*** SUPPLIED INFORMATION ***

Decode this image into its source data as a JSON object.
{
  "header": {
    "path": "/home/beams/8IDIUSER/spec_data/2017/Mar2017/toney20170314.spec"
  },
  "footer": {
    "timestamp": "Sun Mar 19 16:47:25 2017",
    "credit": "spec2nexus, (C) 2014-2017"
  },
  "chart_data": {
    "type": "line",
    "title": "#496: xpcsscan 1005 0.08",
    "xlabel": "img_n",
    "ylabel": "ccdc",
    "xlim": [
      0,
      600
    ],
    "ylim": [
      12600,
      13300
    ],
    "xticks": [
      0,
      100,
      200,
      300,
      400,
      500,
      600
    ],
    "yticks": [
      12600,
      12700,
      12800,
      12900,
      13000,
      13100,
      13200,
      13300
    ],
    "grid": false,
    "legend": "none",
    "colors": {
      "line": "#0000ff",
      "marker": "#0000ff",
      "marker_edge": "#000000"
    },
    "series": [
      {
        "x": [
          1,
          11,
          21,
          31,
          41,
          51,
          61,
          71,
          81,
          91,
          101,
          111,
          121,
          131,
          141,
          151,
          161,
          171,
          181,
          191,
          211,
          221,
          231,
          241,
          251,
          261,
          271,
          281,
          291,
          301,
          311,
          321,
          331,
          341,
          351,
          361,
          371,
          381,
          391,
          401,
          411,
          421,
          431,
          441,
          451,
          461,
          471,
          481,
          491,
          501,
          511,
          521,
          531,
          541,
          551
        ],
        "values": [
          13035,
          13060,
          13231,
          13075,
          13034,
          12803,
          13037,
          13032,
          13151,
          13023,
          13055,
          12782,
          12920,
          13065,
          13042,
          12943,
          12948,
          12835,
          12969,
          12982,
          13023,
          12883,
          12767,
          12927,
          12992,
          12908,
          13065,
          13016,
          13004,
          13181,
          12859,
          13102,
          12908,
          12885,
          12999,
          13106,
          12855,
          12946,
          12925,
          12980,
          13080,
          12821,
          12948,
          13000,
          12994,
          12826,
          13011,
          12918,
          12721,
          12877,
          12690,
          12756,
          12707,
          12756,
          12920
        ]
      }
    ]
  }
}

***

■ EXERCISE REQUIREMENTS
All of the entries need to be reproduced exactly; please write them out.

■ SOLUTION FOR THIS EXERCISE
Decode this image into its source data as a JSON object.
{
  "header": {
    "path": "/home/beams/8IDIUSER/spec_data/2017/Mar2017/toney20170314.spec"
  },
  "footer": {
    "timestamp": "Sun Mar 19 16:47:25 2017",
    "credit": "spec2nexus, (C) 2014-2017"
  },
  "chart_data": {
    "type": "line",
    "title": "#496: xpcsscan 1005 0.08",
    "xlabel": "img_n",
    "ylabel": "ccdc",
    "xlim": [
      0,
      600
    ],
    "ylim": [
      12600,
      13300
    ],
    "xticks": [
      0,
      100,
      200,
      300,
      400,
      500,
      600
    ],
    "yticks": [
      12600,
      12700,
      12800,
      12900,
      13000,
      13100,
      13200,
      13300
    ],
    "grid": false,
    "legend": "none",
    "colors": {
      "line": "#0000ff",
      "marker": "#0000ff",
      "marker_edge": "#000000"
    },
    "series": [
      {
        "x": [
          1,
          11,
          21,
          31,
          41,
          51,
          61,
          71,
          81,
          91,
          101,
          111,
          121,
          131,
          141,
          151,
          161,
          171,
          181,
          191,
          211,
          221,
          231,
          241,
          251,
          261,
          271,
          281,
          291,
          301,
          311,
          321,
          331,
          341,
          351,
          361,
          371,
          381,
          391,
          401,
          411,
          421,
          431,
          441,
          451,
          461,
          471,
          481,
          491,
          501,
          511,
          521,
          531,
          541,
          551
        ],
        "values": [
          13035,
          13060,
          13231,
          13075,
          13034,
          12803,
          13037,
          13032,
          13151,
          13023,
          13055,
          12782,
          12920,
          13065,
          13042,
          12943,
          12948,
          12835,
          12969,
          12982,
          13023,
          12883,
          12767,
          12927,
          12992,
          12908,
          13065,
          13016,
          13004,
          13181,
          12859,
          13102,
          12908,
          12885,
          12999,
          13106,
          12855,
          12946,
          12925,
          12980,
          13080,
          12821,
          12948,
          13000,
          12994,
          12826,
          13011,
          12918,
          12721,
          12877,
          12690,
          12756,
          12707,
          12756,
          12920
        ]
      }
    ]
  }
}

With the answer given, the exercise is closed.